> Task to complete:
Gather every line in the records below that contains the word "JSON".

[Dataset rows]

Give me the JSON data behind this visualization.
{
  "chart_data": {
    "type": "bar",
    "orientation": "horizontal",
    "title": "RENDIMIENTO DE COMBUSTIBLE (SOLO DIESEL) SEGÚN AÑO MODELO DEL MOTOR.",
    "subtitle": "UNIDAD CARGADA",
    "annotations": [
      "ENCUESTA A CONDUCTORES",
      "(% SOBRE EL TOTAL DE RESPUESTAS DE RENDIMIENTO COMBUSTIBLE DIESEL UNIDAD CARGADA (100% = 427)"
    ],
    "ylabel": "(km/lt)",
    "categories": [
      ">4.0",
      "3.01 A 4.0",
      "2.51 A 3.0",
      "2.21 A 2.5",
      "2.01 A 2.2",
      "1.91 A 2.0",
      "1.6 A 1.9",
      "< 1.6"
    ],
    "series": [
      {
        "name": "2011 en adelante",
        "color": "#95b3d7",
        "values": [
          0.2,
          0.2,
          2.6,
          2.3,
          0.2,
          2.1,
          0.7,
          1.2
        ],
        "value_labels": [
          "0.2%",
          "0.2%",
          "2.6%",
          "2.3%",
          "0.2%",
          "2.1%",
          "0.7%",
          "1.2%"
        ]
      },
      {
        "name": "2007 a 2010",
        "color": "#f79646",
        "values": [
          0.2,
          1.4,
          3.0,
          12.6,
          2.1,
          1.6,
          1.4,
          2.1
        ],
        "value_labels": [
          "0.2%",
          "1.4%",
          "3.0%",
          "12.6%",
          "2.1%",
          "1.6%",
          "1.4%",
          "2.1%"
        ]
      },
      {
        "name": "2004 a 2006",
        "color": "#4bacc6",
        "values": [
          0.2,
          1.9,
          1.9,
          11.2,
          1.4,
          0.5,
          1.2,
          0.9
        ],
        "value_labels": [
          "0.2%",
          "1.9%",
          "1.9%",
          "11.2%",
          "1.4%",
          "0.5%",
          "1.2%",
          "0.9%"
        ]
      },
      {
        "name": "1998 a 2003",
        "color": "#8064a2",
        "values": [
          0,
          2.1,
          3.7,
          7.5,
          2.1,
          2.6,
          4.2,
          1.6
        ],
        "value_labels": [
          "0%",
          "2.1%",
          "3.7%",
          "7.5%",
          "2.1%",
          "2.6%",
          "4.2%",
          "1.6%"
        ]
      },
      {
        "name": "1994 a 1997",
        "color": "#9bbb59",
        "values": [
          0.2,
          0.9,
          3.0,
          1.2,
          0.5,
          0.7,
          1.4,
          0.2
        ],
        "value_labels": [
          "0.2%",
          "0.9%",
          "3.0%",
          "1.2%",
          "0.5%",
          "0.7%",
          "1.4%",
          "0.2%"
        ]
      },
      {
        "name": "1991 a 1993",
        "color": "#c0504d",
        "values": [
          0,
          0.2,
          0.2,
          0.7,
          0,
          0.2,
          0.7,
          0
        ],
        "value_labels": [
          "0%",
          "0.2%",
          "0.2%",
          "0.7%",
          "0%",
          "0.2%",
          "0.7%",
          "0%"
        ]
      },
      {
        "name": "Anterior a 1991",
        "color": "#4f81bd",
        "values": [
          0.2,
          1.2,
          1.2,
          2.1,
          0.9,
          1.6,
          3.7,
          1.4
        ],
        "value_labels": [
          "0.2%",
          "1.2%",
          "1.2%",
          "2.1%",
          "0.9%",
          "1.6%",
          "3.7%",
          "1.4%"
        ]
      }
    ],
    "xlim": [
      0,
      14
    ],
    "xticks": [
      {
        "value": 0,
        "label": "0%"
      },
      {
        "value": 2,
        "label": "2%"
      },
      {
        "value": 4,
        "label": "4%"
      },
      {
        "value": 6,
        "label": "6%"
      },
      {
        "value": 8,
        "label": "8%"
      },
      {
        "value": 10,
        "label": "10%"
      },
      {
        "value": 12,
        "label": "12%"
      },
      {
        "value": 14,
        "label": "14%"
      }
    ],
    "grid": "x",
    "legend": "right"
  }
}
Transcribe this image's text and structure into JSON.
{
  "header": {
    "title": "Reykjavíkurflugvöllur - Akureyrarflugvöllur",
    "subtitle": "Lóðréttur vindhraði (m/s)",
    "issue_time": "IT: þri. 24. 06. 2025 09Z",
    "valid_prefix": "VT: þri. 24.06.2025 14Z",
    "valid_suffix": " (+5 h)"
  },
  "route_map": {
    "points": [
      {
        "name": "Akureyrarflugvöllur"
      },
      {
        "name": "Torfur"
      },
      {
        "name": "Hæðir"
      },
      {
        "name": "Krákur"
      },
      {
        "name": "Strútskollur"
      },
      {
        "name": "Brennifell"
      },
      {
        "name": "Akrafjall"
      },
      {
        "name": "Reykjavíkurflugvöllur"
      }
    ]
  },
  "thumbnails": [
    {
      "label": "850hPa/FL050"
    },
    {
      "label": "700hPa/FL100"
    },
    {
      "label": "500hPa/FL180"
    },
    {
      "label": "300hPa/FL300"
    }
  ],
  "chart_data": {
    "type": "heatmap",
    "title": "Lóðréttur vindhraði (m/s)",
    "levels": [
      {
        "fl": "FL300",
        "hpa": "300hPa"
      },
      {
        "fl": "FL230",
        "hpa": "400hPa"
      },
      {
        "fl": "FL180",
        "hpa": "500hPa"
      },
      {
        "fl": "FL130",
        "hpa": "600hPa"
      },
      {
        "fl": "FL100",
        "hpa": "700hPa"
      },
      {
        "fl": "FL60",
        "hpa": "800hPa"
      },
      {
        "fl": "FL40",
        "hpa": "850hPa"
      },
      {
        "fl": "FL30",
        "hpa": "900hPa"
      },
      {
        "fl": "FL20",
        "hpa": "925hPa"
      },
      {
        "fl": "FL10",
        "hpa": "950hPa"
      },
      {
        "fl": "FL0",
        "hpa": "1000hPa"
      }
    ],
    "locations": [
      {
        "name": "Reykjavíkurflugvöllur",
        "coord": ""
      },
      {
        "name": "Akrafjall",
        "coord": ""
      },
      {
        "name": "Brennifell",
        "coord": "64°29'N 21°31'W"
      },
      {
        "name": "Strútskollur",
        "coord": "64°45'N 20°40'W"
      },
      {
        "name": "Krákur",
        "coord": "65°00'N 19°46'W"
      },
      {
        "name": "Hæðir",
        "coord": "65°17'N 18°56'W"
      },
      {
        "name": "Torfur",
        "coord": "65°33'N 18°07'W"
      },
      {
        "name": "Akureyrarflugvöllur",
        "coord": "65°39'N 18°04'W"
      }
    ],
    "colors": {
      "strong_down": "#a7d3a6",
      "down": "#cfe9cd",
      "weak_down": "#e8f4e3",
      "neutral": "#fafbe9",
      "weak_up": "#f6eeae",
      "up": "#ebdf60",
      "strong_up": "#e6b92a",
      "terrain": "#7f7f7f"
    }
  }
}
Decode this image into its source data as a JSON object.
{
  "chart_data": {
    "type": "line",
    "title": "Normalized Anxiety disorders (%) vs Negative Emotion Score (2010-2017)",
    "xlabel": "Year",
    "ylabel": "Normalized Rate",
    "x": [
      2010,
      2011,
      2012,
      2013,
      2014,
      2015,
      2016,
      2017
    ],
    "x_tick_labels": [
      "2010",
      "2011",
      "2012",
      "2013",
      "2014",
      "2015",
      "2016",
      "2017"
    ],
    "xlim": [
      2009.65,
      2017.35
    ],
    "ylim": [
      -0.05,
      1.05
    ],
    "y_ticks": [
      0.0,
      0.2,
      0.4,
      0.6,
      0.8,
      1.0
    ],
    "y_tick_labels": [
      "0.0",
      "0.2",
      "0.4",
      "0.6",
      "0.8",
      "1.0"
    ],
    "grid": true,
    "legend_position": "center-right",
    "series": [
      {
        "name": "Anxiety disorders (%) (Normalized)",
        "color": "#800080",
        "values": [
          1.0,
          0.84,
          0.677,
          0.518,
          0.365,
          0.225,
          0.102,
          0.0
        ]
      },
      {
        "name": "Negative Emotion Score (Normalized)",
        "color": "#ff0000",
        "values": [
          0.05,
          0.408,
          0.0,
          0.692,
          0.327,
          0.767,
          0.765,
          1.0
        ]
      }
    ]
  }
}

> Full response:
Give me the JSON data behind this visualization.
Transcribe this image's text and structure into JSON.
Decode this image into its source data as a JSON object.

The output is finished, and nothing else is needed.